• _Dataset excerpts_:

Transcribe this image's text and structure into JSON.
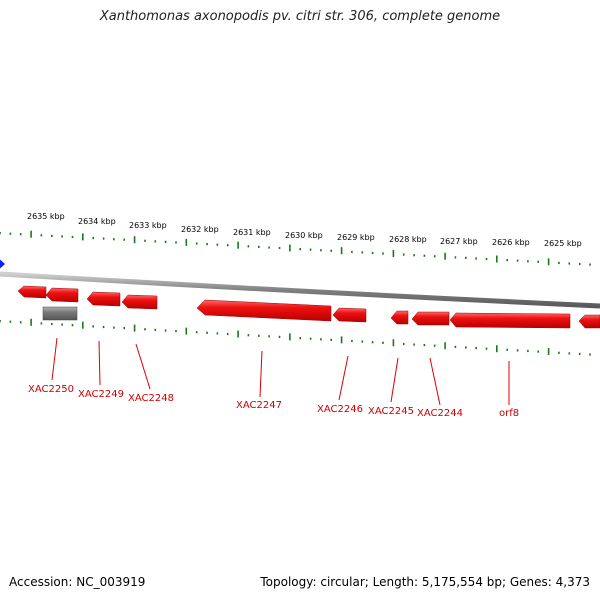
{
  "header": {
    "title": "Xanthomonas axonopodis pv. citri str. 306, complete genome"
  },
  "footer": {
    "accession": "Accession: NC_003919",
    "summary": "Topology: circular; Length: 5,175,554 bp; Genes: 4,373"
  },
  "scale_labels": [
    "2635 kbp",
    "2634 kbp",
    "2633 kbp",
    "2632 kbp",
    "2631 kbp",
    "2630 kbp",
    "2629 kbp",
    "2628 kbp",
    "2627 kbp",
    "2626 kbp",
    "2625 kbp"
  ],
  "genes": [
    {
      "label": "XAC2250",
      "color": "#dd0000"
    },
    {
      "label": "XAC2249",
      "color": "#dd0000"
    },
    {
      "label": "XAC2248",
      "color": "#dd0000"
    },
    {
      "label": "XAC2247",
      "color": "#dd0000"
    },
    {
      "label": "XAC2246",
      "color": "#dd0000"
    },
    {
      "label": "XAC2245",
      "color": "#dd0000"
    },
    {
      "label": "XAC2244",
      "color": "#dd0000"
    },
    {
      "label": "orf8",
      "color": "#dd0000"
    }
  ],
  "colors": {
    "gene_fill": "#ee1111",
    "gene_top": "#ff7777",
    "gene_label": "#cc0000",
    "tick": "#1a7a1a",
    "backbone": "#8a8a8a",
    "other_feature": "#777777",
    "origin_marker": "#1020ff"
  }
}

• _Work instruction_: Text only, pictures out: give every record again as written.

• _Completed exercise_:
Transcribe this image's text and structure into JSON.
{
  "header": {
    "title": "Xanthomonas axonopodis pv. citri str. 306, complete genome"
  },
  "footer": {
    "accession": "Accession: NC_003919",
    "summary": "Topology: circular; Length: 5,175,554 bp; Genes: 4,373"
  },
  "scale_labels": [
    "2635 kbp",
    "2634 kbp",
    "2633 kbp",
    "2632 kbp",
    "2631 kbp",
    "2630 kbp",
    "2629 kbp",
    "2628 kbp",
    "2627 kbp",
    "2626 kbp",
    "2625 kbp"
  ],
  "genes": [
    {
      "label": "XAC2250",
      "color": "#dd0000"
    },
    {
      "label": "XAC2249",
      "color": "#dd0000"
    },
    {
      "label": "XAC2248",
      "color": "#dd0000"
    },
    {
      "label": "XAC2247",
      "color": "#dd0000"
    },
    {
      "label": "XAC2246",
      "color": "#dd0000"
    },
    {
      "label": "XAC2245",
      "color": "#dd0000"
    },
    {
      "label": "XAC2244",
      "color": "#dd0000"
    },
    {
      "label": "orf8",
      "color": "#dd0000"
    }
  ],
  "colors": {
    "gene_fill": "#ee1111",
    "gene_top": "#ff7777",
    "gene_label": "#cc0000",
    "tick": "#1a7a1a",
    "backbone": "#8a8a8a",
    "other_feature": "#777777",
    "origin_marker": "#1020ff"
  }
}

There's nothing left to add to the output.